Exercise: Are you able to retype all the records below exactly?
Input for this task start
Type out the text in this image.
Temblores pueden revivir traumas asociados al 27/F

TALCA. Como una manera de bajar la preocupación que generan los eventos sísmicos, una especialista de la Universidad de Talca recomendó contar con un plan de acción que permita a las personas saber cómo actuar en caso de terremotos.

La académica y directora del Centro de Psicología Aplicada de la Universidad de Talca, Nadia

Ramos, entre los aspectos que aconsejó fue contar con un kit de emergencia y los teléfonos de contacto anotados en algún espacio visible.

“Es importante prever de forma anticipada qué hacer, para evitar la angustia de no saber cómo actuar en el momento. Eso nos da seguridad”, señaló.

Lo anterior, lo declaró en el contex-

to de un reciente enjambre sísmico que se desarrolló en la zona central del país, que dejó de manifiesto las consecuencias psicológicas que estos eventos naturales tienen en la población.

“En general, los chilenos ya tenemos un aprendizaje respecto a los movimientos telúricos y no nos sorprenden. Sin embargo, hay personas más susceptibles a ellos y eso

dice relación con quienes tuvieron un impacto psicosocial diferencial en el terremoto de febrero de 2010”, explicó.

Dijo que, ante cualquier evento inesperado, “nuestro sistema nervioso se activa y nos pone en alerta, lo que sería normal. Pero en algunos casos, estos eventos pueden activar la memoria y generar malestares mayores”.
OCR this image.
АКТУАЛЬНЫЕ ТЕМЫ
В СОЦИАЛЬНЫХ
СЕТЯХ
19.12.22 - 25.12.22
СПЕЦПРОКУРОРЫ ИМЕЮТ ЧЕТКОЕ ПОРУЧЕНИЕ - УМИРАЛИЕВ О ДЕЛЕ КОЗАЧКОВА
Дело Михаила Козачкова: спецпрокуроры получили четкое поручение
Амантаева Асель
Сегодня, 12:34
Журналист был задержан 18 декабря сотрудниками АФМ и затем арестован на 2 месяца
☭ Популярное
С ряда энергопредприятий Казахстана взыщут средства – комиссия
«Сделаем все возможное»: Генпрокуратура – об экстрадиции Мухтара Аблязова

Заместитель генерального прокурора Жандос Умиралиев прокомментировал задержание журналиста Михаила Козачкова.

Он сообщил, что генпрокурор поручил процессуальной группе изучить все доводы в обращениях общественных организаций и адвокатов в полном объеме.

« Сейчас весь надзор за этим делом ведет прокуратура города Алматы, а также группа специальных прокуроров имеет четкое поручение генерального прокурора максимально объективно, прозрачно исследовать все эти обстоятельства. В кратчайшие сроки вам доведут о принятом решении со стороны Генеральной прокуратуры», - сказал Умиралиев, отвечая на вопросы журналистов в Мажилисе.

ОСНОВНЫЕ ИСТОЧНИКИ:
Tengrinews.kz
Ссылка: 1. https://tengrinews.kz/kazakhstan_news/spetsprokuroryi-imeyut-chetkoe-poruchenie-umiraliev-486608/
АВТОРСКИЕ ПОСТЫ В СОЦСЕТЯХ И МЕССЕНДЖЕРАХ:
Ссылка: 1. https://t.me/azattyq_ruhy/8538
Input for this task end
Full solution:
Type out the text in this image.
Temblores pueden revivir traumas asociados al 27/F

TALCA. Como una manera de bajar la preocupación que generan los eventos sísmicos, una especialista de la Universidad de Talca recomendó contar con un plan de acción que permita a las personas saber cómo actuar en caso de terremotos.

La académica y directora del Centro de Psicología Aplicada de la Universidad de Talca, Nadia

Ramos, entre los aspectos que aconsejó fue contar con un kit de emergencia y los teléfonos de contacto anotados en algún espacio visible.

“Es importante prever de forma anticipada qué hacer, para evitar la angustia de no saber cómo actuar en el momento. Eso nos da seguridad”, señaló.

Lo anterior, lo declaró en el contex-

to de un reciente enjambre sísmico que se desarrolló en la zona central del país, que dejó de manifiesto las consecuencias psicológicas que estos eventos naturales tienen en la población.

“En general, los chilenos ya tenemos un aprendizaje respecto a los movimientos telúricos y no nos sorprenden. Sin embargo, hay personas más susceptibles a ellos y eso

dice relación con quienes tuvieron un impacto psicosocial diferencial en el terremoto de febrero de 2010”, explicó.

Dijo que, ante cualquier evento inesperado, “nuestro sistema nervioso se activa y nos pone en alerta, lo que sería normal. Pero en algunos casos, estos eventos pueden activar la memoria y generar malestares mayores”.
OCR this image.
АКТУАЛЬНЫЕ ТЕМЫ
В СОЦИАЛЬНЫХ
СЕТЯХ
19.12.22 - 25.12.22
СПЕЦПРОКУРОРЫ ИМЕЮТ ЧЕТКОЕ ПОРУЧЕНИЕ - УМИРАЛИЕВ О ДЕЛЕ КОЗАЧКОВА
Дело Михаила Козачкова: спецпрокуроры получили четкое поручение
Амантаева Асель
Сегодня, 12:34
Журналист был задержан 18 декабря сотрудниками АФМ и затем арестован на 2 месяца
☭ Популярное
С ряда энергопредприятий Казахстана взыщут средства – комиссия
«Сделаем все возможное»: Генпрокуратура – об экстрадиции Мухтара Аблязова

Заместитель генерального прокурора Жандос Умиралиев прокомментировал задержание журналиста Михаила Козачкова.

Он сообщил, что генпрокурор поручил процессуальной группе изучить все доводы в обращениях общественных организаций и адвокатов в полном объеме.

« Сейчас весь надзор за этим делом ведет прокуратура города Алматы, а также группа специальных прокуроров имеет четкое поручение генерального прокурора максимально объективно, прозрачно исследовать все эти обстоятельства. В кратчайшие сроки вам доведут о принятом решении со стороны Генеральной прокуратуры», - сказал Умиралиев, отвечая на вопросы журналистов в Мажилисе.

ОСНОВНЫЕ ИСТОЧНИКИ:
Tengrinews.kz
Ссылка: 1. https://tengrinews.kz/kazakhstan_news/spetsprokuroryi-imeyut-chetkoe-poruchenie-umiraliev-486608/
АВТОРСКИЕ ПОСТЫ В СОЦСЕТЯХ И МЕССЕНДЖЕРАХ:
Ссылка: 1. https://t.me/azattyq_ruhy/8538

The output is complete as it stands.